Task goal:
Examine the material below. Gather every line in which the string "text" appears.

*** Material to process ***

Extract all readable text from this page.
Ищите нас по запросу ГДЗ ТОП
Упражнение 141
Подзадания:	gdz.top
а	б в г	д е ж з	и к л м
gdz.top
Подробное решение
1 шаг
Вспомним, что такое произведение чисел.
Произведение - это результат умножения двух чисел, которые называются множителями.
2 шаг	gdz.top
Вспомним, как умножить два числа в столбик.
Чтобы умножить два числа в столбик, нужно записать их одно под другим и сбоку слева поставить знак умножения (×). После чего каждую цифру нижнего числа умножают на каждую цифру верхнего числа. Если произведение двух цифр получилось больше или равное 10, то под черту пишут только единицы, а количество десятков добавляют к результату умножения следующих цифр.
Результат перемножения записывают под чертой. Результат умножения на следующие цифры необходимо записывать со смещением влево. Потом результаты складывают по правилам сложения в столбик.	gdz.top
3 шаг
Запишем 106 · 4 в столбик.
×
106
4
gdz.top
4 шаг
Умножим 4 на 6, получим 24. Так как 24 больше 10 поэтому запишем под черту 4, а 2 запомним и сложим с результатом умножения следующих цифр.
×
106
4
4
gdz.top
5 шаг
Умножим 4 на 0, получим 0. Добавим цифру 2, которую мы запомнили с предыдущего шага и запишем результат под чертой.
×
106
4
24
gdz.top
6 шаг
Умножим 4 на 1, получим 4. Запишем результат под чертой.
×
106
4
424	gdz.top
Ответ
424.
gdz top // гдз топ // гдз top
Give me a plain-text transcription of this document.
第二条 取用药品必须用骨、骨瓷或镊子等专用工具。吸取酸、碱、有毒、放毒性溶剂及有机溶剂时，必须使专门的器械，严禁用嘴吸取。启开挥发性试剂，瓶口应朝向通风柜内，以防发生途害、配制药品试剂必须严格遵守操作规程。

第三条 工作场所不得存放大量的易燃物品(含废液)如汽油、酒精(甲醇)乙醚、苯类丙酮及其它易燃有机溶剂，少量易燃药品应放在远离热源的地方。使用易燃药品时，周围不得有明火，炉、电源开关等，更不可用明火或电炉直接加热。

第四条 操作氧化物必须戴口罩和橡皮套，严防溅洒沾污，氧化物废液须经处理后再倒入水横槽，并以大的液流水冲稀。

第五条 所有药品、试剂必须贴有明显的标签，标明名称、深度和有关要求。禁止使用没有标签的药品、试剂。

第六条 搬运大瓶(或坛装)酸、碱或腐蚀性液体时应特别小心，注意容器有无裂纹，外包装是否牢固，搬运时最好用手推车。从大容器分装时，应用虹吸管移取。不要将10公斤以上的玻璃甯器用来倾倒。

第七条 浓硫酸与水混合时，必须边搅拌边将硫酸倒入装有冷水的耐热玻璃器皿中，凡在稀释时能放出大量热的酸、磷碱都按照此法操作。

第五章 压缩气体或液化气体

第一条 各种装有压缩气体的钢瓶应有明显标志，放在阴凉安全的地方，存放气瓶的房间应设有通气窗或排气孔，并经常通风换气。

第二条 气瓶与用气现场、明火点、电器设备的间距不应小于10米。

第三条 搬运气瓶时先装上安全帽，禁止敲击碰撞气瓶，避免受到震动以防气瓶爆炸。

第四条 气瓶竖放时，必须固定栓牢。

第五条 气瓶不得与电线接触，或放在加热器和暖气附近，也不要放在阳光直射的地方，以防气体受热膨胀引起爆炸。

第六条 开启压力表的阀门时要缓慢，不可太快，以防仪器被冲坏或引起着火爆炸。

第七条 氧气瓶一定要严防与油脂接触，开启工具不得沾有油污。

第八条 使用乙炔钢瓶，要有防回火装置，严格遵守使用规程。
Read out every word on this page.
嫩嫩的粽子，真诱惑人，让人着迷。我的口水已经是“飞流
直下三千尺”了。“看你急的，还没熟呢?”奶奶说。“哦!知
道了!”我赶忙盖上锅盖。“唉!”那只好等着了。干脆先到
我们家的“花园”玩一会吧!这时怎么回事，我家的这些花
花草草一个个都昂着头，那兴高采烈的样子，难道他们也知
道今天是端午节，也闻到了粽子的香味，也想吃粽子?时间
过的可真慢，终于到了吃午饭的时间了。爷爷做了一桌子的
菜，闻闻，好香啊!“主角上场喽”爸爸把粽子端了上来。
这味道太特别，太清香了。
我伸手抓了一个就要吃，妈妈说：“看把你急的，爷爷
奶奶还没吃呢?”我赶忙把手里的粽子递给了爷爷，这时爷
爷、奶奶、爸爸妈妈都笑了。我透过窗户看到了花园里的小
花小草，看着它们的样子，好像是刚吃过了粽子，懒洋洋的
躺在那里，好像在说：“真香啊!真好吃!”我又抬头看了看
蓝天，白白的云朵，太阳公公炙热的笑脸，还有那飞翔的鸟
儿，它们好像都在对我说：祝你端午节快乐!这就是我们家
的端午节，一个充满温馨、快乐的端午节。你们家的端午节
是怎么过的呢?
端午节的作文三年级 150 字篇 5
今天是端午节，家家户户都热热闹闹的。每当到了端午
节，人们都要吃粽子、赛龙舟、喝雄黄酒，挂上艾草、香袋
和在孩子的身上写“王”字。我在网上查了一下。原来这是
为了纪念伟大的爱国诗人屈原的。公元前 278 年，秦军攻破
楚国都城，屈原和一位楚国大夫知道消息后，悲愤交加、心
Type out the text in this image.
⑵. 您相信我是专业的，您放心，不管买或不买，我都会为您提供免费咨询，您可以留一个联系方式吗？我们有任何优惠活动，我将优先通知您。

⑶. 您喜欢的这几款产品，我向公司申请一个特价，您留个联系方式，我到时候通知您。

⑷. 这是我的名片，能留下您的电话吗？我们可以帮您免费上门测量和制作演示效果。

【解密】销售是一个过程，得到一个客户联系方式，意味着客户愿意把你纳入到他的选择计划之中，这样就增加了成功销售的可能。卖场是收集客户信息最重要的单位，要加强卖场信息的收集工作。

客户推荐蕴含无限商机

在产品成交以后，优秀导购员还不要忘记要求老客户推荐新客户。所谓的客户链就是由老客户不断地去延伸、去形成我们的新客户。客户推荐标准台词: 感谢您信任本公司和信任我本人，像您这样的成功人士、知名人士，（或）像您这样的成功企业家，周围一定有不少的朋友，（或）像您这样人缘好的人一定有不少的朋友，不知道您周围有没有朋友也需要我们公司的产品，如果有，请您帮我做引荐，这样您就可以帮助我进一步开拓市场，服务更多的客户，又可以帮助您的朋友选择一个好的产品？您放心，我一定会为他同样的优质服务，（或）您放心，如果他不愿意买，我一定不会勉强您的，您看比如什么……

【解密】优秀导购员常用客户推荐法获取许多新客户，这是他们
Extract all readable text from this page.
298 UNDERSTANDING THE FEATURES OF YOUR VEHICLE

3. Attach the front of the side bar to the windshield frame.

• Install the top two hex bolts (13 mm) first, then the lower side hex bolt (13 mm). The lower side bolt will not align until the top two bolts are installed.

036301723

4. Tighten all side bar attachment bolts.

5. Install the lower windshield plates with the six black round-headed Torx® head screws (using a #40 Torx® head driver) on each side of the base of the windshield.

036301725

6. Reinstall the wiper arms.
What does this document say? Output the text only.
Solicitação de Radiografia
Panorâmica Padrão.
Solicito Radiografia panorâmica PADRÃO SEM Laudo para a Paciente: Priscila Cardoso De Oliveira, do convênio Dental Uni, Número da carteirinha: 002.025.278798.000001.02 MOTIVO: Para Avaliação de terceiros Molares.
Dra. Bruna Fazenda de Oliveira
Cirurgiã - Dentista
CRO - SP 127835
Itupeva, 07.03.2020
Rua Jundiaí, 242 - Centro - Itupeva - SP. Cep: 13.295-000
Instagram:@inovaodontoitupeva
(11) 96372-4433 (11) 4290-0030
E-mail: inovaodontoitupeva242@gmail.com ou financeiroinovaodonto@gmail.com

***

Complete output:
Extract all readable text from this page.
Give me a plain-text transcription of this document.
Type out the text in this image.
Extract all readable text from this page.
What does this document say? Output the text only.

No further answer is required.